• **WRITTEN EXERCISE**: Reproduce this listing in full.

• **DATA FOR THIS EXERCISE**:
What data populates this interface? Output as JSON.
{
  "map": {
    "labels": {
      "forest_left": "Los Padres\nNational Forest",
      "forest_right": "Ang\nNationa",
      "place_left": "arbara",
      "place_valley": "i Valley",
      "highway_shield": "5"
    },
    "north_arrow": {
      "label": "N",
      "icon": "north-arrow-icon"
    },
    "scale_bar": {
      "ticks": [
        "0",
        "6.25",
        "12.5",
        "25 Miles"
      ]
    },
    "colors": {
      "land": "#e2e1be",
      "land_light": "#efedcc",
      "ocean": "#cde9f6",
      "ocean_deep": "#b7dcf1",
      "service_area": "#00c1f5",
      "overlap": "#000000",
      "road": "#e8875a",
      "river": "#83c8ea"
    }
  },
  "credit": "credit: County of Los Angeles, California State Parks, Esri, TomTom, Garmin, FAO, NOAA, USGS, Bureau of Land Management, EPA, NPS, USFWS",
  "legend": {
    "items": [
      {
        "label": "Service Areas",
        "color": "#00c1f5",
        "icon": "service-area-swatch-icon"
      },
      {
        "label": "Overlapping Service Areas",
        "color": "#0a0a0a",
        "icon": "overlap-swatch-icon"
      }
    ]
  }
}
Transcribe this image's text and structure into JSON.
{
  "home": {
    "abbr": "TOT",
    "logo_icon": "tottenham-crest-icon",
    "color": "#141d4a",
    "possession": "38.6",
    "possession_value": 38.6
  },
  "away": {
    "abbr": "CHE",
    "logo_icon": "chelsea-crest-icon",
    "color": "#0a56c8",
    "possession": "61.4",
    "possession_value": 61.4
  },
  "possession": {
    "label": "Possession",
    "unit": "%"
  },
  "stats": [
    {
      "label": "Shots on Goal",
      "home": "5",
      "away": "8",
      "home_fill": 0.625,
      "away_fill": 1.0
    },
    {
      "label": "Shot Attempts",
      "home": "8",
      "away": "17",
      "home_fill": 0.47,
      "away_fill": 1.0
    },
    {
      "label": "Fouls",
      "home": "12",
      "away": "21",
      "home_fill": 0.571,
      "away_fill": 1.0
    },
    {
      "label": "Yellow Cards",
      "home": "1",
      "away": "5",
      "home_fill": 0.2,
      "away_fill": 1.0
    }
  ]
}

• **COMPLETED EXERCISE**:
What data populates this interface? Output as JSON.
{
  "map": {
    "labels": {
      "forest_left": "Los Padres\nNational Forest",
      "forest_right": "Ang\nNationa",
      "place_left": "arbara",
      "place_valley": "i Valley",
      "highway_shield": "5"
    },
    "north_arrow": {
      "label": "N",
      "icon": "north-arrow-icon"
    },
    "scale_bar": {
      "ticks": [
        "0",
        "6.25",
        "12.5",
        "25 Miles"
      ]
    },
    "colors": {
      "land": "#e2e1be",
      "land_light": "#efedcc",
      "ocean": "#cde9f6",
      "ocean_deep": "#b7dcf1",
      "service_area": "#00c1f5",
      "overlap": "#000000",
      "road": "#e8875a",
      "river": "#83c8ea"
    }
  },
  "credit": "credit: County of Los Angeles, California State Parks, Esri, TomTom, Garmin, FAO, NOAA, USGS, Bureau of Land Management, EPA, NPS, USFWS",
  "legend": {
    "items": [
      {
        "label": "Service Areas",
        "color": "#00c1f5",
        "icon": "service-area-swatch-icon"
      },
      {
        "label": "Overlapping Service Areas",
        "color": "#0a0a0a",
        "icon": "overlap-swatch-icon"
      }
    ]
  }
}
Transcribe this image's text and structure into JSON.
{
  "home": {
    "abbr": "TOT",
    "logo_icon": "tottenham-crest-icon",
    "color": "#141d4a",
    "possession": "38.6",
    "possession_value": 38.6
  },
  "away": {
    "abbr": "CHE",
    "logo_icon": "chelsea-crest-icon",
    "color": "#0a56c8",
    "possession": "61.4",
    "possession_value": 61.4
  },
  "possession": {
    "label": "Possession",
    "unit": "%"
  },
  "stats": [
    {
      "label": "Shots on Goal",
      "home": "5",
      "away": "8",
      "home_fill": 0.625,
      "away_fill": 1.0
    },
    {
      "label": "Shot Attempts",
      "home": "8",
      "away": "17",
      "home_fill": 0.47,
      "away_fill": 1.0
    },
    {
      "label": "Fouls",
      "home": "12",
      "away": "21",
      "home_fill": 0.571,
      "away_fill": 1.0
    },
    {
      "label": "Yellow Cards",
      "home": "1",
      "away": "5",
      "home_fill": 0.2,
      "away_fill": 1.0
    }
  ]
}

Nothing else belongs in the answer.